[start of Task data]

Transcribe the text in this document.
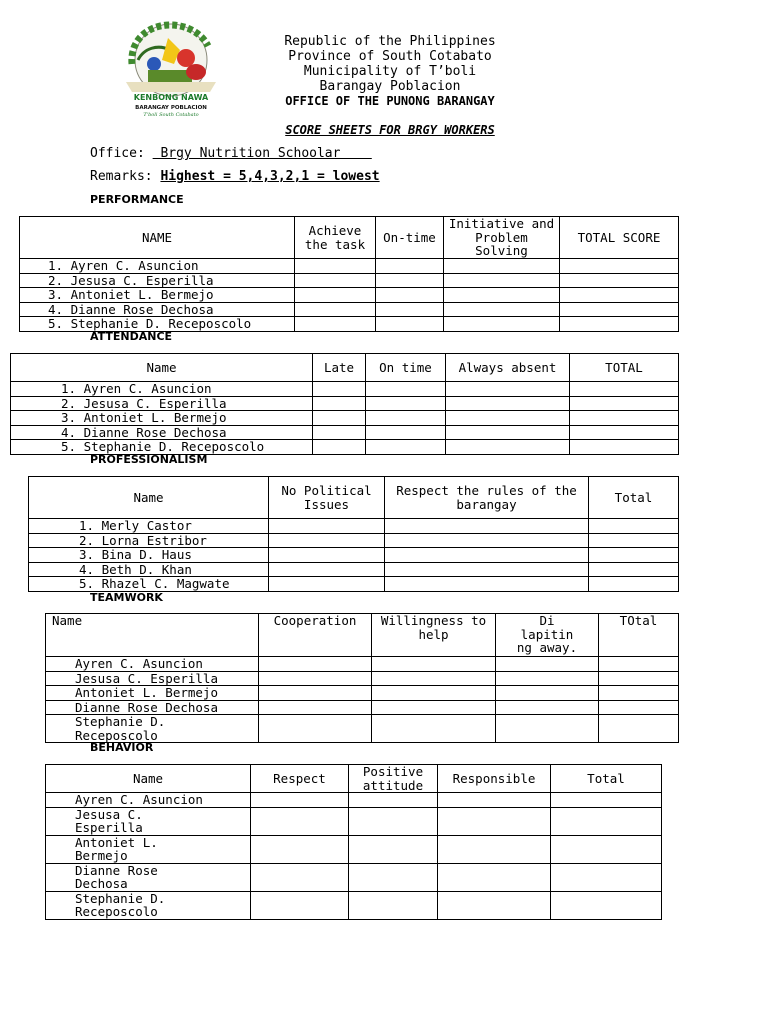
KENBONG NAWA
BARANGAY POBLACION
T'boli South Cotabato
Republic of the Philippines
Province of South Cotabato
Municipality of T’boli
Barangay Poblacion
OFFICE OF THE PUNONG BARANGAY
SCORE SHEETS FOR BRGY WORKERS
Office:  Brgy Nutrition Schoolar
Remarks: Highest = 5,4,3,2,1 = lowest
PERFORMANCE
NAME	Achieve the task	On-time	Initiative and Problem Solving	TOTAL SCORE
1. Ayren C. Asuncion				
2. Jesusa C. Esperilla				
3. Antoniet L. Bermejo				
4. Dianne Rose Dechosa				
5. Stephanie D. Receposcolo				
ATTENDANCE
Name	Late	On time	Always absent	TOTAL
1. Ayren C. Asuncion				
2. Jesusa C. Esperilla				
3. Antoniet L. Bermejo				
4. Dianne Rose Dechosa				
5. Stephanie D. Receposcolo				
PROFESSIONALISM
Name	No Political Issues	Respect the rules of the barangay	Total
1. Merly Castor			
2. Lorna Estribor			
3. Bina D. Haus			
4. Beth D. Khan			
5. Rhazel C. Magwate			
TEAMWORK
Name	Cooperation	Willingness to help	Di lapitin ng away.	TOtal
Ayren C. Asuncion				
Jesusa C. Esperilla				
Antoniet L. Bermejo				
Dianne Rose Dechosa				
Stephanie D. Receposcolo				
BEHAVIOR
Name	Respect	Positive attitude	Responsible	Total
Ayren C. Asuncion				
Jesusa C. Esperilla				
Antoniet L. Bermejo				
Dianne Rose Dechosa				
Stephanie D. Receposcolo				
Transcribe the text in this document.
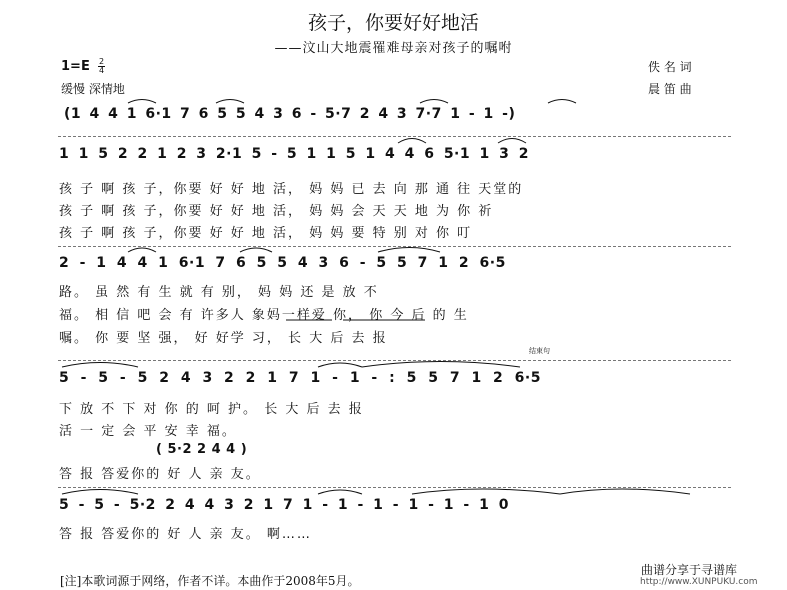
孩子，你要好好地活
——汶山大地震罹难母亲对孩子的嘱咐
1=E 2
4
缓慢 深情地
佚 名 词
晨 笛 曲
(1 4 4 1 6·1 7 6 5 5 4 3 6 - 5·7 2 4 3 7·7 1 - 1 -)
1 1 5 2 2 1 2 3 2·1 5 - 5 1 1 5 1 4 4 6 5·1 1 3 2
孩 子 啊 孩 子，你要 好 好 地 活， 妈 妈 已 去 向 那 通 往 天堂的
孩 子 啊 孩 子，你要 好 好 地 活， 妈 妈 会 天 天 地 为 你 祈
孩 子 啊 孩 子，你要 好 好 地 活， 妈 妈 要 特 别 对 你 叮
2 - 1 4 4 1 6·1 7 6 5 5 4 3 6 - 5 5 7 1 2 6·5
路。 虽 然 有 生 就 有 别， 妈 妈 还 是 放 不
福。 相 信 吧 会 有 许多人 象妈一样爱 你， 你 今 后 的 生
嘱。 你 要 坚 强， 好 好学 习， 长 大 后 去 报
结束句
5 - 5 - 5 2 4 3 2 2 1 7 1 - 1 - : 5 5 7 1 2 6·5
下 放 不 下 对 你 的 呵 护。 长 大 后 去 报
活 一 定 会 平 安 幸 福。
( 5·2 2 4 4 )
答 报 答爱你的 好 人 亲 友。
5 - 5 - 5·2 2 4 4 3 2 1 7 1 - 1 - 1 - 1 - 1 - 1 0
答 报 答爱你的 好 人 亲 友。 啊……
[注]本歌词源于网络，作者不详。本曲作于2008年5月。
曲谱分享于寻谱库
http://www.XUNPUKU.com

[end of Task data]

### The request
Write out the records above exactly as they appear, leaving out any pictures.

### The solution
Transcribe the text in this document.
KENBONG NAWA
BARANGAY POBLACION
T'boli South Cotabato
Republic of the Philippines
Province of South Cotabato
Municipality of T’boli
Barangay Poblacion
OFFICE OF THE PUNONG BARANGAY
SCORE SHEETS FOR BRGY WORKERS
Office:  Brgy Nutrition Schoolar
Remarks: Highest = 5,4,3,2,1 = lowest
PERFORMANCE
NAME	Achieve the task	On-time	Initiative and Problem Solving	TOTAL SCORE
1. Ayren C. Asuncion				
2. Jesusa C. Esperilla				
3. Antoniet L. Bermejo				
4. Dianne Rose Dechosa				
5. Stephanie D. Receposcolo				
ATTENDANCE
Name	Late	On time	Always absent	TOTAL
1. Ayren C. Asuncion				
2. Jesusa C. Esperilla				
3. Antoniet L. Bermejo				
4. Dianne Rose Dechosa				
5. Stephanie D. Receposcolo				
PROFESSIONALISM
Name	No Political Issues	Respect the rules of the barangay	Total
1. Merly Castor			
2. Lorna Estribor			
3. Bina D. Haus			
4. Beth D. Khan			
5. Rhazel C. Magwate			
TEAMWORK
Name	Cooperation	Willingness to help	Di lapitin ng away.	TOtal
Ayren C. Asuncion				
Jesusa C. Esperilla				
Antoniet L. Bermejo				
Dianne Rose Dechosa				
Stephanie D. Receposcolo				
BEHAVIOR
Name	Respect	Positive attitude	Responsible	Total
Ayren C. Asuncion				
Jesusa C. Esperilla				
Antoniet L. Bermejo				
Dianne Rose Dechosa				
Stephanie D. Receposcolo				
Transcribe the text in this document.
孩子，你要好好地活
——汶山大地震罹难母亲对孩子的嘱咐
1=E 2
4
缓慢 深情地
佚 名 词
晨 笛 曲
(1 4 4 1 6·1 7 6 5 5 4 3 6 - 5·7 2 4 3 7·7 1 - 1 -)
1 1 5 2 2 1 2 3 2·1 5 - 5 1 1 5 1 4 4 6 5·1 1 3 2
孩 子 啊 孩 子，你要 好 好 地 活， 妈 妈 已 去 向 那 通 往 天堂的
孩 子 啊 孩 子，你要 好 好 地 活， 妈 妈 会 天 天 地 为 你 祈
孩 子 啊 孩 子，你要 好 好 地 活， 妈 妈 要 特 别 对 你 叮
2 - 1 4 4 1 6·1 7 6 5 5 4 3 6 - 5 5 7 1 2 6·5
路。 虽 然 有 生 就 有 别， 妈 妈 还 是 放 不
福。 相 信 吧 会 有 许多人 象妈一样爱 你， 你 今 后 的 生
嘱。 你 要 坚 强， 好 好学 习， 长 大 后 去 报
结束句
5 - 5 - 5 2 4 3 2 2 1 7 1 - 1 - : 5 5 7 1 2 6·5
下 放 不 下 对 你 的 呵 护。 长 大 后 去 报
活 一 定 会 平 安 幸 福。
( 5·2 2 4 4 )
答 报 答爱你的 好 人 亲 友。
5 - 5 - 5·2 2 4 4 3 2 1 7 1 - 1 - 1 - 1 - 1 - 1 0
答 报 答爱你的 好 人 亲 友。 啊……
[注]本歌词源于网络，作者不详。本曲作于2008年5月。
曲谱分享于寻谱库
http://www.XUNPUKU.com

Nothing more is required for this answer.